[Exercise objective] Can you reproduce every one of the items below, word for word and line for line, without changing anything?

[Data for processing]
━━━━━━
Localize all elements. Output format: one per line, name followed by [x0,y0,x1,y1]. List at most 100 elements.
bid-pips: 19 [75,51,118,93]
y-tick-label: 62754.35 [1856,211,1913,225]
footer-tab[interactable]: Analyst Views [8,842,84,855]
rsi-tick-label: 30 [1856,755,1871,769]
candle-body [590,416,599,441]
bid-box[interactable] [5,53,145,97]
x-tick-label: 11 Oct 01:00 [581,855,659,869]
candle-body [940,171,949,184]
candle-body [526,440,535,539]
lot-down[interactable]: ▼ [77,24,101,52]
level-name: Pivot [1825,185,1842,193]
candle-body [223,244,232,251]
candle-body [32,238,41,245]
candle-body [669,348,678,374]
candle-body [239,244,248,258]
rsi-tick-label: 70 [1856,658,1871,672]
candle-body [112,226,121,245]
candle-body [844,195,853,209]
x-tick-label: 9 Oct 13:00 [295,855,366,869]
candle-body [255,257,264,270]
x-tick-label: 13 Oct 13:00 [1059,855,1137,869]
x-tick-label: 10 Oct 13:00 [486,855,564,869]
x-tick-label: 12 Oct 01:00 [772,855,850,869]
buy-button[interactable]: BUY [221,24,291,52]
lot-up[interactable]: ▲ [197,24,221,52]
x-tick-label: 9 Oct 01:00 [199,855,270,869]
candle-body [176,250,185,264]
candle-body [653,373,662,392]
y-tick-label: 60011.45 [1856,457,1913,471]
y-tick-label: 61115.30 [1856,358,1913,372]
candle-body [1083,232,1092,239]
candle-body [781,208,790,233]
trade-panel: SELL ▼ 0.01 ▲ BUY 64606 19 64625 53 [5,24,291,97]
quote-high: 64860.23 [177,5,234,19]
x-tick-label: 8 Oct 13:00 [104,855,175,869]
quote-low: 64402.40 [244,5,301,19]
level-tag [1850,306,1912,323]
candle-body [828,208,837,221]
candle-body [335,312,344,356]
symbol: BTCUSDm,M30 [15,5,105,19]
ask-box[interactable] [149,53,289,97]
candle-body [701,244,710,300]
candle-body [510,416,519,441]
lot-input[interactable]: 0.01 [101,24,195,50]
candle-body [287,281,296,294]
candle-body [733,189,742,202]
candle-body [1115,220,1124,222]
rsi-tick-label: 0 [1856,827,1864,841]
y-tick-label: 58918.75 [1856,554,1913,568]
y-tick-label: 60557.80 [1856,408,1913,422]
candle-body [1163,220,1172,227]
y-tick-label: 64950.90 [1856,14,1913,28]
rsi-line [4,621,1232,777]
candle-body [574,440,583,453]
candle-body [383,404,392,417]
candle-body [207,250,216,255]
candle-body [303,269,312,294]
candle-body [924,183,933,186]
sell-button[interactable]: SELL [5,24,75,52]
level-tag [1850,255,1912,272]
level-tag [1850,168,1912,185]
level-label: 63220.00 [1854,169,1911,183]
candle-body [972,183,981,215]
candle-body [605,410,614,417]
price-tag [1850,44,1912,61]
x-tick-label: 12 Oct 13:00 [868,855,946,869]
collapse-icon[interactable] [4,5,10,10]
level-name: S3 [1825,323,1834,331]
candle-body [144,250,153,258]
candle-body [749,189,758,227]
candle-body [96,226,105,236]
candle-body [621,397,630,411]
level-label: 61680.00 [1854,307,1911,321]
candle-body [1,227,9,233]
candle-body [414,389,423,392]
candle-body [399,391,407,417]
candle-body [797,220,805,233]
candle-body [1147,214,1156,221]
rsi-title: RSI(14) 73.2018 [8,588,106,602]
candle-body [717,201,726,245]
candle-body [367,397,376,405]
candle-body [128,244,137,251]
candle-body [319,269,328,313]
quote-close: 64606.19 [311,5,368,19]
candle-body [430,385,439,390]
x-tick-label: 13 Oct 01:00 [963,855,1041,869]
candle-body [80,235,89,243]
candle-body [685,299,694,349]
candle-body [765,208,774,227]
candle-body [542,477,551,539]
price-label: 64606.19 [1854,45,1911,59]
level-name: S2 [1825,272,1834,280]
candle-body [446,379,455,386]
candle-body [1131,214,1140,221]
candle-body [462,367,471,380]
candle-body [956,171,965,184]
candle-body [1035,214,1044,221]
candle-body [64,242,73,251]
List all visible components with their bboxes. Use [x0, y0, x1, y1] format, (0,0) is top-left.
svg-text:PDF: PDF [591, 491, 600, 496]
━━━━━━
[Written reply]
Localize all elements. Output format: one per line, name followed by [x0,y0,x1,y1]. List at most 100 elements.
bid-pips: 19 [75,51,118,93]
y-tick-label: 62754.35 [1856,211,1913,225]
footer-tab[interactable]: Analyst Views [8,842,84,855]
rsi-tick-label: 30 [1856,755,1871,769]
candle-body [590,416,599,441]
bid-box[interactable] [5,53,145,97]
x-tick-label: 11 Oct 01:00 [581,855,659,869]
candle-body [940,171,949,184]
candle-body [526,440,535,539]
lot-down[interactable]: ▼ [77,24,101,52]
level-name: Pivot [1825,185,1842,193]
candle-body [223,244,232,251]
candle-body [32,238,41,245]
candle-body [669,348,678,374]
candle-body [239,244,248,258]
rsi-tick-label: 70 [1856,658,1871,672]
candle-body [112,226,121,245]
candle-body [844,195,853,209]
x-tick-label: 9 Oct 13:00 [295,855,366,869]
candle-body [255,257,264,270]
x-tick-label: 13 Oct 13:00 [1059,855,1137,869]
x-tick-label: 10 Oct 13:00 [486,855,564,869]
x-tick-label: 12 Oct 01:00 [772,855,850,869]
buy-button[interactable]: BUY [221,24,291,52]
lot-up[interactable]: ▲ [197,24,221,52]
x-tick-label: 9 Oct 01:00 [199,855,270,869]
candle-body [176,250,185,264]
candle-body [653,373,662,392]
y-tick-label: 60011.45 [1856,457,1913,471]
y-tick-label: 61115.30 [1856,358,1913,372]
candle-body [1083,232,1092,239]
candle-body [781,208,790,233]
trade-panel: SELL ▼ 0.01 ▲ BUY 64606 19 64625 53 [5,24,291,97]
quote-high: 64860.23 [177,5,234,19]
x-tick-label: 8 Oct 13:00 [104,855,175,869]
quote-low: 64402.40 [244,5,301,19]
level-tag [1850,306,1912,323]
candle-body [828,208,837,221]
candle-body [335,312,344,356]
symbol: BTCUSDm,M30 [15,5,105,19]
ask-box[interactable] [149,53,289,97]
candle-body [701,244,710,300]
candle-body [510,416,519,441]
lot-input[interactable]: 0.01 [101,24,195,50]
candle-body [287,281,296,294]
candle-body [733,189,742,202]
candle-body [1115,220,1124,222]
rsi-tick-label: 0 [1856,827,1864,841]
y-tick-label: 58918.75 [1856,554,1913,568]
y-tick-label: 60557.80 [1856,408,1913,422]
candle-body [1163,220,1172,227]
y-tick-label: 64950.90 [1856,14,1913,28]
rsi-line [4,621,1232,777]
candle-body [574,440,583,453]
candle-body [383,404,392,417]
candle-body [207,250,216,255]
candle-body [303,269,312,294]
candle-body [924,183,933,186]
sell-button[interactable]: SELL [5,24,75,52]
level-tag [1850,255,1912,272]
level-tag [1850,168,1912,185]
level-label: 63220.00 [1854,169,1911,183]
candle-body [972,183,981,215]
candle-body [605,410,614,417]
price-tag [1850,44,1912,61]
x-tick-label: 12 Oct 13:00 [868,855,946,869]
collapse-icon[interactable] [4,5,10,10]
level-name: S3 [1825,323,1834,331]
candle-body [144,250,153,258]
candle-body [749,189,758,227]
candle-body [96,226,105,236]
candle-body [621,397,630,411]
level-label: 61680.00 [1854,307,1911,321]
candle-body [1,227,9,233]
candle-body [414,389,423,392]
candle-body [399,391,407,417]
candle-body [797,220,805,233]
candle-body [1147,214,1156,221]
rsi-title: RSI(14) 73.2018 [8,588,106,602]
candle-body [717,201,726,245]
candle-body [367,397,376,405]
candle-body [128,244,137,251]
candle-body [319,269,328,313]
quote-close: 64606.19 [311,5,368,19]
candle-body [430,385,439,390]
x-tick-label: 13 Oct 01:00 [963,855,1041,869]
candle-body [80,235,89,243]
candle-body [685,299,694,349]
candle-body [765,208,774,227]
candle-body [542,477,551,539]
price-label: 64606.19 [1854,45,1911,59]
level-name: S2 [1825,272,1834,280]
candle-body [446,379,455,386]
candle-body [1131,214,1140,221]
candle-body [462,367,471,380]
candle-body [956,171,965,184]
candle-body [1035,214,1044,221]
candle-body [64,242,73,251]
List all visible components with their bboxes. Use [x0, y0, x1, y1] format, (0,0) is top-left.
svg-text:PDF: PDF [591, 491, 600, 496]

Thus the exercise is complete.